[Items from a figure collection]

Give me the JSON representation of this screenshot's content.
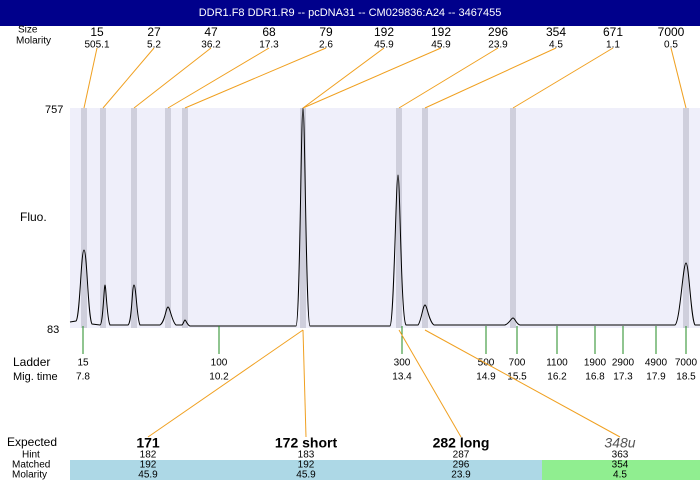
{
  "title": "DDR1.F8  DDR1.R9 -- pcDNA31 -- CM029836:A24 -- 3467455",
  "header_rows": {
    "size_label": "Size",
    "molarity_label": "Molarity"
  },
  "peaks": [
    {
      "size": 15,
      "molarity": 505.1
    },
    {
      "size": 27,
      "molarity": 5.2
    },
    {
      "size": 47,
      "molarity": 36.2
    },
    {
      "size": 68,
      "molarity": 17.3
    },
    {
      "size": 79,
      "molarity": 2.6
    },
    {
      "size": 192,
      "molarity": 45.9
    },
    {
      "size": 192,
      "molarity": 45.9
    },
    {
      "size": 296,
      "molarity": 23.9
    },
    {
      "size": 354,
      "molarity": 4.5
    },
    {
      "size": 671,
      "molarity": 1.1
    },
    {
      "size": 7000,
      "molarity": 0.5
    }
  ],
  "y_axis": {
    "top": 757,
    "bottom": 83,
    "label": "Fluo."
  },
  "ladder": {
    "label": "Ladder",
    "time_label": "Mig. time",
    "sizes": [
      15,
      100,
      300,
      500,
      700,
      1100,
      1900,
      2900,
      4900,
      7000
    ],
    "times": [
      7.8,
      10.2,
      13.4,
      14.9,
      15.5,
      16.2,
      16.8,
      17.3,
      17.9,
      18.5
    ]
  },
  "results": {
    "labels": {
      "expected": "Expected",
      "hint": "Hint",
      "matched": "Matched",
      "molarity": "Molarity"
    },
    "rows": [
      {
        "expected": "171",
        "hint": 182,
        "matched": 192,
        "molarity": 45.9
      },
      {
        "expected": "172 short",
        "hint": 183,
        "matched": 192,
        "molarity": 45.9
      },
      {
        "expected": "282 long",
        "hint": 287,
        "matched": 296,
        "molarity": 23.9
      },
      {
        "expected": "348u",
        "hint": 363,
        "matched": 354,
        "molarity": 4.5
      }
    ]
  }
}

==

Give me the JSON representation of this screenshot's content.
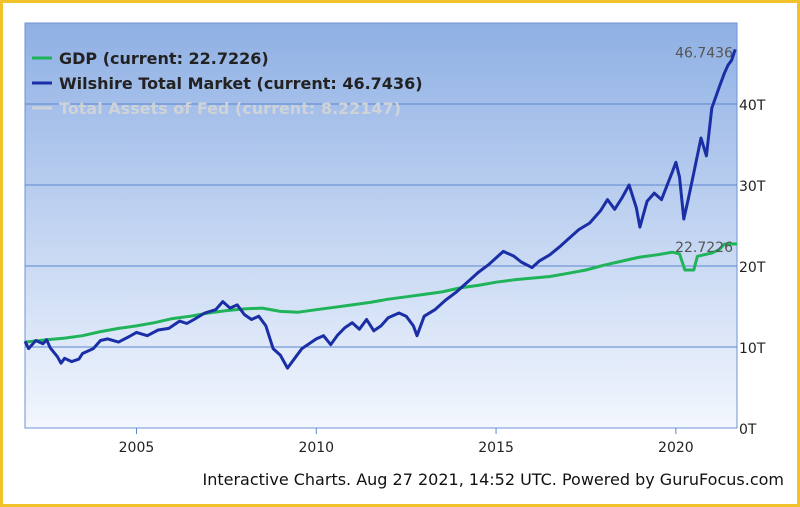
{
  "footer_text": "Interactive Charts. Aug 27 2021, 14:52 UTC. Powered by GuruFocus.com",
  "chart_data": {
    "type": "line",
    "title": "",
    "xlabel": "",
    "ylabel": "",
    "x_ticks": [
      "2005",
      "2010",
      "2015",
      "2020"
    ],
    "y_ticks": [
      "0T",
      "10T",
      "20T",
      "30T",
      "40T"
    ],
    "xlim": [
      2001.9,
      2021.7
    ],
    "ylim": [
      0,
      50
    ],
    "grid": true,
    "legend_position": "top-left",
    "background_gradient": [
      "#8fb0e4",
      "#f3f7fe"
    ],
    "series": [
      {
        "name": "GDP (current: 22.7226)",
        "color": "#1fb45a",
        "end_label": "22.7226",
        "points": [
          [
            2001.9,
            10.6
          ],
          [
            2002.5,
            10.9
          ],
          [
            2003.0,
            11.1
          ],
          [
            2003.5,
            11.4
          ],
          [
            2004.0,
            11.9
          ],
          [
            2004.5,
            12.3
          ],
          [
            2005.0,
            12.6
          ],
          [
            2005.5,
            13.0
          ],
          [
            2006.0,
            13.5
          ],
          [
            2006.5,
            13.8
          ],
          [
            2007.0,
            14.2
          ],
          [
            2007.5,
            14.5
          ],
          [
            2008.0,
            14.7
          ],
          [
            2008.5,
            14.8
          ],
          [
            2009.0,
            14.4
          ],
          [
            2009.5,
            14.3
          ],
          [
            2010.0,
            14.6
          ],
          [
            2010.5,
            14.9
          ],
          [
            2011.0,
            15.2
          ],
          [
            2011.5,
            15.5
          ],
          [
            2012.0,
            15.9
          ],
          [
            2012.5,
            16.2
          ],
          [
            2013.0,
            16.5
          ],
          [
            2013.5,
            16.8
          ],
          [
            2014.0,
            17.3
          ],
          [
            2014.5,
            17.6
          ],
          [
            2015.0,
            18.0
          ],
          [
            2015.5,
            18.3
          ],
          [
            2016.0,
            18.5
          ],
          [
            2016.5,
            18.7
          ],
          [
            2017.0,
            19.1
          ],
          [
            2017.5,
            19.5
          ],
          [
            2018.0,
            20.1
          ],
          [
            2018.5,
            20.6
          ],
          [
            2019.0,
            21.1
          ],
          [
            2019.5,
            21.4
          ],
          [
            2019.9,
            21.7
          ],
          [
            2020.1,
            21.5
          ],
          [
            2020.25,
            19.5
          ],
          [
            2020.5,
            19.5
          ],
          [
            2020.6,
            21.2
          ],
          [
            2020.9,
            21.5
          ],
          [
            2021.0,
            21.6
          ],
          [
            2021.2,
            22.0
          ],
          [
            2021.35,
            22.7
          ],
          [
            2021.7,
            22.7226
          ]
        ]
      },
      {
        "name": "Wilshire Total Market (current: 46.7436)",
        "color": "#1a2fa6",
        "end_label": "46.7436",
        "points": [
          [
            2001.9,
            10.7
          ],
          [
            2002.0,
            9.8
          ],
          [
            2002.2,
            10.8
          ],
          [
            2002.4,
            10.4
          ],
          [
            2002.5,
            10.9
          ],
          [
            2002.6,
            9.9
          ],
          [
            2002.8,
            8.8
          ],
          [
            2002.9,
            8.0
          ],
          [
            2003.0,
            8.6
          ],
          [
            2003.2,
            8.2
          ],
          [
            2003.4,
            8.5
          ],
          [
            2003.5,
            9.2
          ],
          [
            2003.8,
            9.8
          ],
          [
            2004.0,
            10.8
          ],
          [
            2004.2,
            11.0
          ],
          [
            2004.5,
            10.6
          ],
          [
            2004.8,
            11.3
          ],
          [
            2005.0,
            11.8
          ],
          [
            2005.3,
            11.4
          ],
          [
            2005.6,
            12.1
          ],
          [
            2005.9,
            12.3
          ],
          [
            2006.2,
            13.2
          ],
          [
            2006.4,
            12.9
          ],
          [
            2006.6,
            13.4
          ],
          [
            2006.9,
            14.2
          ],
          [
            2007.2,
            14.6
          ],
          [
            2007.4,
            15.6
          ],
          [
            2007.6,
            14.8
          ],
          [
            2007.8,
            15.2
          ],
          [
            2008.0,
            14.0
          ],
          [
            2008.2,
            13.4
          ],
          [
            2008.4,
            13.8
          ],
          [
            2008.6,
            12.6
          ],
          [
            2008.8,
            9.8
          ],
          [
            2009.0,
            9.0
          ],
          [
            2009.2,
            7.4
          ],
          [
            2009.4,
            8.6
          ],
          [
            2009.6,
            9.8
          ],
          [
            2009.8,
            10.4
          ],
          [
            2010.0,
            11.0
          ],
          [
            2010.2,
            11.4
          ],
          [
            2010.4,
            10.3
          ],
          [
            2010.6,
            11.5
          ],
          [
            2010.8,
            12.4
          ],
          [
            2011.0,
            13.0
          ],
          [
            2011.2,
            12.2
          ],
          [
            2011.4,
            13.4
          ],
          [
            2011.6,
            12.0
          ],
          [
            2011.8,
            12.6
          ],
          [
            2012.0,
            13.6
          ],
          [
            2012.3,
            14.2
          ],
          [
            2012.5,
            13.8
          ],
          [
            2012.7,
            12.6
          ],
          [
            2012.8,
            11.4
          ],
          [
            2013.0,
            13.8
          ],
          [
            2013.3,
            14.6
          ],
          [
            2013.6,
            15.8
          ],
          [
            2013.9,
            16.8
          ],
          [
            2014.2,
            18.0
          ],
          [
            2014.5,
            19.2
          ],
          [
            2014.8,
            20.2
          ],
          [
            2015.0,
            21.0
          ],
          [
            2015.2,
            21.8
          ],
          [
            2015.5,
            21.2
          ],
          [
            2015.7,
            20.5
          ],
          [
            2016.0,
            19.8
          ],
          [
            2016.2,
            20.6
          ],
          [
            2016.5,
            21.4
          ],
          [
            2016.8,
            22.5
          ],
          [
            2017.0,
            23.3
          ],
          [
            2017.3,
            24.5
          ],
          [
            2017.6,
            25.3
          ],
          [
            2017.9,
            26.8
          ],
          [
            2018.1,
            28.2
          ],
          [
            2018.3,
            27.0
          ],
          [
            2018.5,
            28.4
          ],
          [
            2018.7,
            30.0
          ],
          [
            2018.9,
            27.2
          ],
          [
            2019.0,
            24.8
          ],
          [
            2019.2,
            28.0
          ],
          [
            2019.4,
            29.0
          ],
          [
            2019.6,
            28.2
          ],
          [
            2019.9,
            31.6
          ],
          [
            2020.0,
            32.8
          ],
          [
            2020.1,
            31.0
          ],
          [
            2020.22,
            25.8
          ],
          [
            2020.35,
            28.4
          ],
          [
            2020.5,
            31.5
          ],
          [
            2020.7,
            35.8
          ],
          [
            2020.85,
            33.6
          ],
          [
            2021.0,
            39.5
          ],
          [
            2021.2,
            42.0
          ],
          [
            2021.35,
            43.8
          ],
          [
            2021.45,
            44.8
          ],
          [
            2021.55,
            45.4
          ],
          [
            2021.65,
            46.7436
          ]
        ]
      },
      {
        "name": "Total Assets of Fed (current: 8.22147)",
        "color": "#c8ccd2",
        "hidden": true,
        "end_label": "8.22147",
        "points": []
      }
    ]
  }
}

▶ Task requirements
State how many lines of the listing include "name", and nothing more.

▶ Result of this task
3